- Request
Reply with one number: the count of lines in the records below that hold "Abhishek".

══════════

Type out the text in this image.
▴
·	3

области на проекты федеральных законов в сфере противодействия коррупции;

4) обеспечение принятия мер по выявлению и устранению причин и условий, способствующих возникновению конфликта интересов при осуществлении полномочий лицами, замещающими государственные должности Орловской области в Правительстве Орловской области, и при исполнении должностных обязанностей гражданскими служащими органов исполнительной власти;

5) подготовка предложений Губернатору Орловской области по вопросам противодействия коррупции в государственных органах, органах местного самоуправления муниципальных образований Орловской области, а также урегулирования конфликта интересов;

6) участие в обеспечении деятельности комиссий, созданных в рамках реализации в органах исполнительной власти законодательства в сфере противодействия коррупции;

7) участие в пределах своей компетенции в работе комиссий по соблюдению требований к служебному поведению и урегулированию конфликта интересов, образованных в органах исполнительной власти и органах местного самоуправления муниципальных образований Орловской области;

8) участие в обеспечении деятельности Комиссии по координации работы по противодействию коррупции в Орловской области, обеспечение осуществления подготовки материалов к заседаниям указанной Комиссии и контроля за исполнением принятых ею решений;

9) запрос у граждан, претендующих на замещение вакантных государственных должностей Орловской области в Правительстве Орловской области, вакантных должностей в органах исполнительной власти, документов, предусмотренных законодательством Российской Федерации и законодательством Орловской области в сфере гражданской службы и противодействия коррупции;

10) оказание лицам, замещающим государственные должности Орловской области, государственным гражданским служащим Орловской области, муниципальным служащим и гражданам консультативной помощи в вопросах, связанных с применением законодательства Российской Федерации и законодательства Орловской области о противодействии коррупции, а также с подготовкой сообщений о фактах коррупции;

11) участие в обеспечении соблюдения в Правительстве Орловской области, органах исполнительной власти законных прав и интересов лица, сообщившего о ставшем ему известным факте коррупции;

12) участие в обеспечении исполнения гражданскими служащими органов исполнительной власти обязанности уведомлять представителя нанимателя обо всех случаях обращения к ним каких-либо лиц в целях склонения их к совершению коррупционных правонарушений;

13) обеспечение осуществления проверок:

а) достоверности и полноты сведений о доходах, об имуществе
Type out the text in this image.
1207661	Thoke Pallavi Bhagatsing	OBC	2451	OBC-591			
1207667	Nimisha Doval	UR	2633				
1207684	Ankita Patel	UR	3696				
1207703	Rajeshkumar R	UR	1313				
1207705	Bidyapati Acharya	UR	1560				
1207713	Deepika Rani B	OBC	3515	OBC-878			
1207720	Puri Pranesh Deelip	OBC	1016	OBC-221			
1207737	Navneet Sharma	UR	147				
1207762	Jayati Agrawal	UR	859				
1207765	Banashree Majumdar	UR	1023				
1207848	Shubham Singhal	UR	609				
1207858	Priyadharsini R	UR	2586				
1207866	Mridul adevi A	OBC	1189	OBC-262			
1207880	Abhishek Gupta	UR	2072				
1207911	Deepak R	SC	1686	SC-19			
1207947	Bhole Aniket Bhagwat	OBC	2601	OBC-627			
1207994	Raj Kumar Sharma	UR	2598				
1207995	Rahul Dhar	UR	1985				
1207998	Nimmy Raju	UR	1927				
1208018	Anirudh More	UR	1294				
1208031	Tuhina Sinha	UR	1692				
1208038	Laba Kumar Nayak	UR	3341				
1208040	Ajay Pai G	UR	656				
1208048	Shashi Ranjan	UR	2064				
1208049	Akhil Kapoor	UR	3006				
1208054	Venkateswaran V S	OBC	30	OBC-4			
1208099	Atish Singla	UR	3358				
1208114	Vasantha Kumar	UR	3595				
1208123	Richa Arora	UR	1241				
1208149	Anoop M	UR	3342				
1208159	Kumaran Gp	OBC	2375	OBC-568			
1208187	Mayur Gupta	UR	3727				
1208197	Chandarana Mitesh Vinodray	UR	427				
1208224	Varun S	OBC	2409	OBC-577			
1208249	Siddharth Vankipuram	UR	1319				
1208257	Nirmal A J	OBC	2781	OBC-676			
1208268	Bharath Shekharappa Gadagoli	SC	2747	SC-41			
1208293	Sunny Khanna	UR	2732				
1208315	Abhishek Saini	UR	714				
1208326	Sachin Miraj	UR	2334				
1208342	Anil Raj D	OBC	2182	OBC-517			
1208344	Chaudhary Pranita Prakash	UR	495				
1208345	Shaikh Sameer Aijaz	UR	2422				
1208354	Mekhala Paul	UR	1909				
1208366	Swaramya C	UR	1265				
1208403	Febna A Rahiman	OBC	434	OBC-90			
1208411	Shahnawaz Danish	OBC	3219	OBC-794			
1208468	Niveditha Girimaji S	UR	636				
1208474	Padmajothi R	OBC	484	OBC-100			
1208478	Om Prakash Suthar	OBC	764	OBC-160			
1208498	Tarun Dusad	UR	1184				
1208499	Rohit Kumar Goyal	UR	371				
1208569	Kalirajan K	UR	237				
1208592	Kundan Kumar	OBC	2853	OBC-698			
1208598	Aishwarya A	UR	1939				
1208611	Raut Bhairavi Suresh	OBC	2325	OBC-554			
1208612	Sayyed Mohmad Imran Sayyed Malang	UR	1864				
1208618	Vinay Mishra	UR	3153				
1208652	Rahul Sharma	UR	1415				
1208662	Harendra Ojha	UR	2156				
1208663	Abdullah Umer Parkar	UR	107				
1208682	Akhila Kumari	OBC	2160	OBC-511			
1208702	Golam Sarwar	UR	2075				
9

══════════

- Solution
2